Data records =

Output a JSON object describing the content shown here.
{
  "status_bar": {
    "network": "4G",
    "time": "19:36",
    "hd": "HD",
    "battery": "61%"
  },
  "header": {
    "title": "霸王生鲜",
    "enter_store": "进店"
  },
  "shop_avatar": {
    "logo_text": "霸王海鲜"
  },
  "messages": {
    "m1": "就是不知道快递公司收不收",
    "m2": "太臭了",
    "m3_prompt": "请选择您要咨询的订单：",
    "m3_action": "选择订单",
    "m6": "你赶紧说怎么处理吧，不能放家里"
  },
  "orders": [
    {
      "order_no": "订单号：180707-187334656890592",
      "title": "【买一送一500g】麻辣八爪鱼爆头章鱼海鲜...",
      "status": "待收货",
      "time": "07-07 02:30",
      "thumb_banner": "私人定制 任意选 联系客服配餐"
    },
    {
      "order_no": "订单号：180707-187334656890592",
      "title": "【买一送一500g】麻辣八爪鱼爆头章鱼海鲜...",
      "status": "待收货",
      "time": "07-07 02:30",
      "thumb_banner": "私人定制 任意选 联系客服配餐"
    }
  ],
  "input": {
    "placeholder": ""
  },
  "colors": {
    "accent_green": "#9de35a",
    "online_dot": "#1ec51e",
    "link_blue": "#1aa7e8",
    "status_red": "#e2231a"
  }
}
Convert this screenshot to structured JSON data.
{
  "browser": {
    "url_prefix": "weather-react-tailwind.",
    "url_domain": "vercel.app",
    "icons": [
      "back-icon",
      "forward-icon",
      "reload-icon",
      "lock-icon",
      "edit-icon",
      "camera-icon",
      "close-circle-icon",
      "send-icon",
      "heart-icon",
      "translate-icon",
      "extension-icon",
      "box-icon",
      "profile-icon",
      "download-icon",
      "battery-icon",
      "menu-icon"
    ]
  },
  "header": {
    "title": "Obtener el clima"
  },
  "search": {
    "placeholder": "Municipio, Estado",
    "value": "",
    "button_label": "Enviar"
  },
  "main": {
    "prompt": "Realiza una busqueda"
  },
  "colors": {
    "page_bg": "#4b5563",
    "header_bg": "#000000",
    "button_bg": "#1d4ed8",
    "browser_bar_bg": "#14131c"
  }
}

What is required = Write out all of the records above exactly as they appear.

Solution for this problem =
Output a JSON object describing the content shown here.
{
  "status_bar": {
    "network": "4G",
    "time": "19:36",
    "hd": "HD",
    "battery": "61%"
  },
  "header": {
    "title": "霸王生鲜",
    "enter_store": "进店"
  },
  "shop_avatar": {
    "logo_text": "霸王海鲜"
  },
  "messages": {
    "m1": "就是不知道快递公司收不收",
    "m2": "太臭了",
    "m3_prompt": "请选择您要咨询的订单：",
    "m3_action": "选择订单",
    "m6": "你赶紧说怎么处理吧，不能放家里"
  },
  "orders": [
    {
      "order_no": "订单号：180707-187334656890592",
      "title": "【买一送一500g】麻辣八爪鱼爆头章鱼海鲜...",
      "status": "待收货",
      "time": "07-07 02:30",
      "thumb_banner": "私人定制 任意选 联系客服配餐"
    },
    {
      "order_no": "订单号：180707-187334656890592",
      "title": "【买一送一500g】麻辣八爪鱼爆头章鱼海鲜...",
      "status": "待收货",
      "time": "07-07 02:30",
      "thumb_banner": "私人定制 任意选 联系客服配餐"
    }
  ],
  "input": {
    "placeholder": ""
  },
  "colors": {
    "accent_green": "#9de35a",
    "online_dot": "#1ec51e",
    "link_blue": "#1aa7e8",
    "status_red": "#e2231a"
  }
}
Convert this screenshot to structured JSON data.
{
  "browser": {
    "url_prefix": "weather-react-tailwind.",
    "url_domain": "vercel.app",
    "icons": [
      "back-icon",
      "forward-icon",
      "reload-icon",
      "lock-icon",
      "edit-icon",
      "camera-icon",
      "close-circle-icon",
      "send-icon",
      "heart-icon",
      "translate-icon",
      "extension-icon",
      "box-icon",
      "profile-icon",
      "download-icon",
      "battery-icon",
      "menu-icon"
    ]
  },
  "header": {
    "title": "Obtener el clima"
  },
  "search": {
    "placeholder": "Municipio, Estado",
    "value": "",
    "button_label": "Enviar"
  },
  "main": {
    "prompt": "Realiza una busqueda"
  },
  "colors": {
    "page_bg": "#4b5563",
    "header_bg": "#000000",
    "button_bg": "#1d4ed8",
    "browser_bar_bg": "#14131c"
  }
}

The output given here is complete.